▶ [What you will do]:
In the copy, include every entry exactly but none of the images.

▶ [Data section]:
━━━━━━

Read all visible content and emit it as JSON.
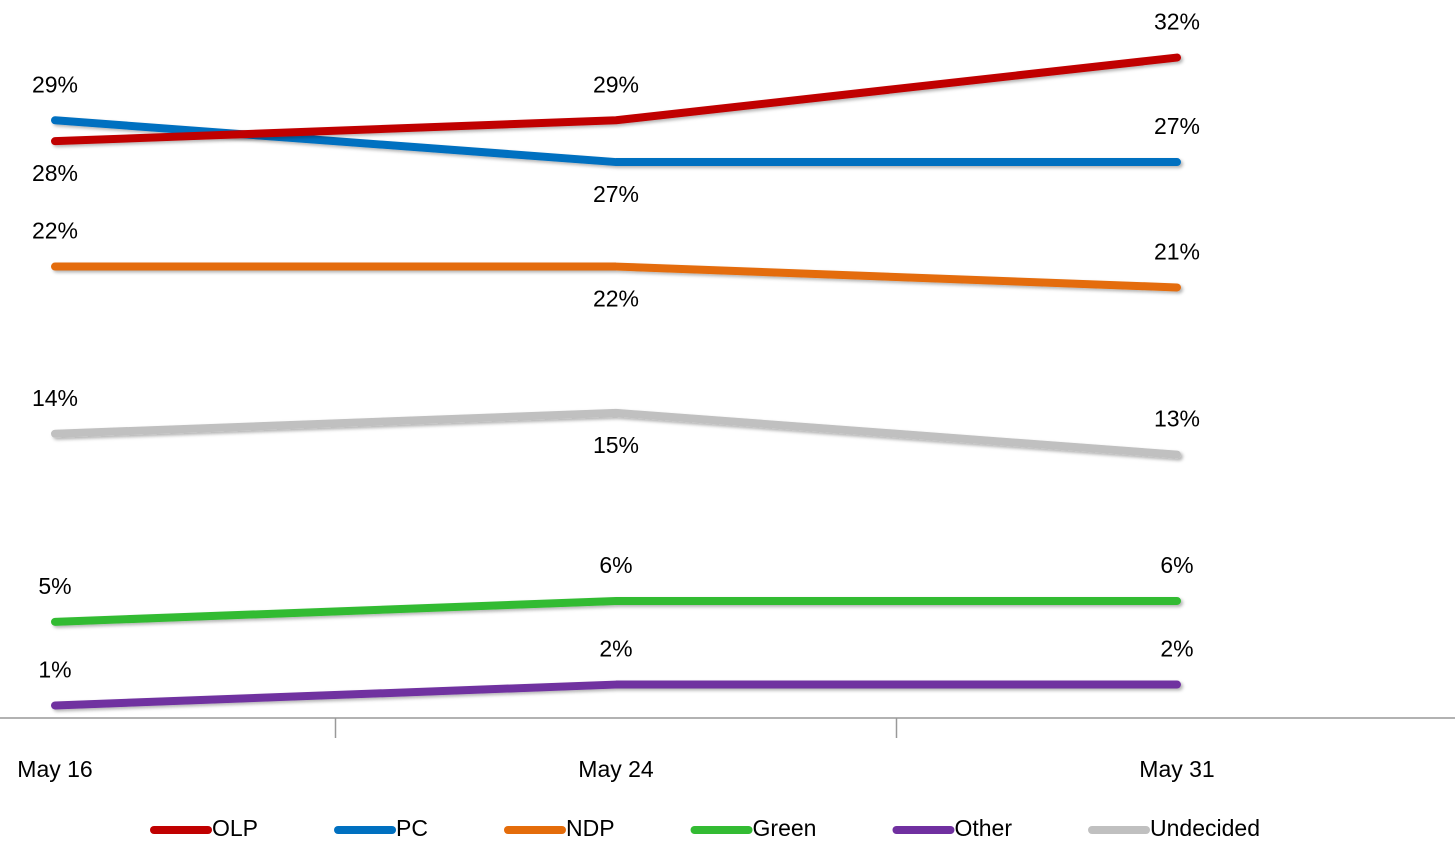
{
  "chart_data": {
    "type": "line",
    "categories": [
      "May 16",
      "May 24",
      "May 31"
    ],
    "ylim": [
      0.4,
      34
    ],
    "legend": "bottom",
    "series": [
      {
        "name": "OLP",
        "color": "#c00000",
        "values": [
          28,
          29,
          32
        ],
        "value_labels": [
          "28%",
          "29%",
          "32%"
        ]
      },
      {
        "name": "PC",
        "color": "#0070c0",
        "values": [
          29,
          27,
          27
        ],
        "value_labels": [
          "29%",
          "27%",
          "27%"
        ]
      },
      {
        "name": "NDP",
        "color": "#e46c0a",
        "values": [
          22,
          22,
          21
        ],
        "value_labels": [
          "22%",
          "22%",
          "21%"
        ]
      },
      {
        "name": "Green",
        "color": "#33bb33",
        "values": [
          5,
          6,
          6
        ],
        "value_labels": [
          "5%",
          "6%",
          "6%"
        ]
      },
      {
        "name": "Other",
        "color": "#7030a0",
        "values": [
          1,
          2,
          2
        ],
        "value_labels": [
          "1%",
          "2%",
          "2%"
        ]
      },
      {
        "name": "Undecided",
        "color": "#c0c0c0",
        "values": [
          14,
          15,
          13
        ],
        "value_labels": [
          "14%",
          "15%",
          "13%"
        ]
      }
    ]
  }
}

━━━━━━

▶ [Task answer]:
Read all visible content and emit it as JSON.
{
  "chart_data": {
    "type": "line",
    "categories": [
      "May 16",
      "May 24",
      "May 31"
    ],
    "ylim": [
      0.4,
      34
    ],
    "legend": "bottom",
    "series": [
      {
        "name": "OLP",
        "color": "#c00000",
        "values": [
          28,
          29,
          32
        ],
        "value_labels": [
          "28%",
          "29%",
          "32%"
        ]
      },
      {
        "name": "PC",
        "color": "#0070c0",
        "values": [
          29,
          27,
          27
        ],
        "value_labels": [
          "29%",
          "27%",
          "27%"
        ]
      },
      {
        "name": "NDP",
        "color": "#e46c0a",
        "values": [
          22,
          22,
          21
        ],
        "value_labels": [
          "22%",
          "22%",
          "21%"
        ]
      },
      {
        "name": "Green",
        "color": "#33bb33",
        "values": [
          5,
          6,
          6
        ],
        "value_labels": [
          "5%",
          "6%",
          "6%"
        ]
      },
      {
        "name": "Other",
        "color": "#7030a0",
        "values": [
          1,
          2,
          2
        ],
        "value_labels": [
          "1%",
          "2%",
          "2%"
        ]
      },
      {
        "name": "Undecided",
        "color": "#c0c0c0",
        "values": [
          14,
          15,
          13
        ],
        "value_labels": [
          "14%",
          "15%",
          "13%"
        ]
      }
    ]
  }
}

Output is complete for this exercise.